Brief 1: In the listing below, extract the lines starting at the first line and ending at the line that contains "legend-ma-long: MovAvg 50", and reproduce them without changes.

Excerpted text:
────────────────────

Map of Protected Textile Appellations
Discover geographical indications and protected designations of origin in textiles worldwide: certified origins, recognised craftsmanship and quality guarantees for noble fibres.
Geographical indications are not reserved for food products alone. For centuries, certain textile fibres have drawn their excellence from a specific terroir: Pashmina from Ladakh, Shetland wool from the Scottish isles, Como silk, and Courtrai linen. The Paris Convention of 1883 laid the groundwork for origin-name protection, yet it was only from the early 2000s that the European regulatory framework extended IGP and AOP schemes to textiles. Today, growing consumer awareness of traceability reinforces the importance of these designations, which guarantee both ancestral craftsmanship and verifiable material quality.
The data presented in this map is drawn from a cross-referencing of official and industry sources. The registers of INPI, EUIPO and WIPO form the regulatory foundation, supplemented by publications from national textile institutes such as IFTH in France, the Deutsches Textilforschungszentrum in Germany and the Centro Tessile Serico e Cotoniero in Italy. Annual reports from Textile Exchange and the Sustainable Fibre Alliance provided certified production volumes and market data. Each appellation was individually verified with the relevant certifying body to ensure the accuracy of all published information.
Our directory catalogues 30 protected textile appellations spread across 18 countries and covering five major fibre families: wools, silks, cottons, linen and hemp, and specialty fibres. From Arles Merino wool to Murshidabad silk, from Peruvian Pima cotton to Normandy linen, each appellation testifies to a deep connection between a territory and a textile craft. The global market for appellation-protected textiles is estimated at €2.4 billion in 2025, with annual growth of 6 to 8% driven by the demand for transparency. Europe accounts for 40% of the catalogued appellations, followed by South Asia with 25% and South America with 15%.

────────────────────

The data:
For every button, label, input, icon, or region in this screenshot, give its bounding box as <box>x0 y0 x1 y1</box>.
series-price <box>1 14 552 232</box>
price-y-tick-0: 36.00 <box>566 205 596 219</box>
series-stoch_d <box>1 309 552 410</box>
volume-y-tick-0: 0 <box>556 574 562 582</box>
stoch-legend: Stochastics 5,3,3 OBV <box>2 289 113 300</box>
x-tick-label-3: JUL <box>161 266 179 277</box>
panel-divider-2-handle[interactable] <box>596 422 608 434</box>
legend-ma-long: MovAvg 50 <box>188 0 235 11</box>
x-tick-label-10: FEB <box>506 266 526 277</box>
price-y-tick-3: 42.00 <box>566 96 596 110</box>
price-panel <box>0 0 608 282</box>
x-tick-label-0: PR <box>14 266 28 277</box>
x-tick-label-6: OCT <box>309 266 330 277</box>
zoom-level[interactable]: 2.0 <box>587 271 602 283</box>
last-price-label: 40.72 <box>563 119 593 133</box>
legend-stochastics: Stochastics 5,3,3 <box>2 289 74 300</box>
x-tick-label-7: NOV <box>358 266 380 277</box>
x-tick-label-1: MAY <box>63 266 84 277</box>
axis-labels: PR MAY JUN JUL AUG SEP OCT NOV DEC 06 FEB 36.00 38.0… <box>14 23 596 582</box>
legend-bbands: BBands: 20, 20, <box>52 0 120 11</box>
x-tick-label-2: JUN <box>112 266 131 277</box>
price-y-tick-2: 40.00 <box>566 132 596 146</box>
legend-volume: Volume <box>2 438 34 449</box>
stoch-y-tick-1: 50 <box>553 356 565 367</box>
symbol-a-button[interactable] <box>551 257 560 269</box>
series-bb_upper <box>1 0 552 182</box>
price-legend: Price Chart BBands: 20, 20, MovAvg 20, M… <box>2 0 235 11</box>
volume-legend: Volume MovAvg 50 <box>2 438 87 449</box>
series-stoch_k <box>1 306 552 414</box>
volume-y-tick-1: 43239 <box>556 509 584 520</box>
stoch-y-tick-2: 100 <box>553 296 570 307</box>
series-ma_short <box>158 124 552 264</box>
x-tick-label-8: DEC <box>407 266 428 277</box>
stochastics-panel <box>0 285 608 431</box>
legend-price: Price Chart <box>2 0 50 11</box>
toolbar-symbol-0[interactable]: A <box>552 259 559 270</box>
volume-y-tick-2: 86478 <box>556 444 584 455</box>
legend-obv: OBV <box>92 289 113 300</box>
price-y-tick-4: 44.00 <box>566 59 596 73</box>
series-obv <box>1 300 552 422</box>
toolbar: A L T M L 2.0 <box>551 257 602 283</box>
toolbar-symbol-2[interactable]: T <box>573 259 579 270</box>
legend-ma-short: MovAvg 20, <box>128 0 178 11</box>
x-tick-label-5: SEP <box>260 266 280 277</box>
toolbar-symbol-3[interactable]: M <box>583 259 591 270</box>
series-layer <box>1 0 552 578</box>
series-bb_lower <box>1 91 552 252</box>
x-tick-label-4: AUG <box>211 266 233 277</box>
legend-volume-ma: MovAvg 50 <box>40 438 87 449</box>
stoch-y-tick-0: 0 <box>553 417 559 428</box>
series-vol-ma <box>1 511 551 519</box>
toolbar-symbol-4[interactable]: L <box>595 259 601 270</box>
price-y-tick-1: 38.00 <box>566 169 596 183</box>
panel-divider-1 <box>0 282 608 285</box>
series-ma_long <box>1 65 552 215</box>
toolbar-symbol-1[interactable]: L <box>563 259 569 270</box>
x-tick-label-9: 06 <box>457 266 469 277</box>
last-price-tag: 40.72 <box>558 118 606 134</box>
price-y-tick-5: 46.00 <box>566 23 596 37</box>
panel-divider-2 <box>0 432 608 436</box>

────────────────────

Brief 2: From the page on protected textile appellations above, copy the passage starting at "Geographical indications are" and ending at "verifiable material quality." word for word.

Complete answer 1:
For every button, label, input, icon, or region in this screenshot, give its bounding box as <box>x0 y0 x1 y1</box>.
series-price <box>1 14 552 232</box>
price-y-tick-0: 36.00 <box>566 205 596 219</box>
series-stoch_d <box>1 309 552 410</box>
volume-y-tick-0: 0 <box>556 574 562 582</box>
stoch-legend: Stochastics 5,3,3 OBV <box>2 289 113 300</box>
x-tick-label-3: JUL <box>161 266 179 277</box>
panel-divider-2-handle[interactable] <box>596 422 608 434</box>
legend-ma-long: MovAvg 50 <box>188 0 235 11</box>

Complete answer 2:
Geographical indications are not reserved for food products alone. For centuries, certain textile fibres have drawn their excellence from a specific terroir: Pashmina from Ladakh, Shetland wool from the Scottish isles, Como silk, and Courtrai linen. The Paris Convention of 1883 laid the groundwork for origin-name protection, yet it was only from the early 2000s that the European regulatory framework extended IGP and AOP schemes to textiles. Today, growing consumer awareness of traceability reinforces the importance of these designations, which guarantee both ancestral craftsmanship and verifiable material quality.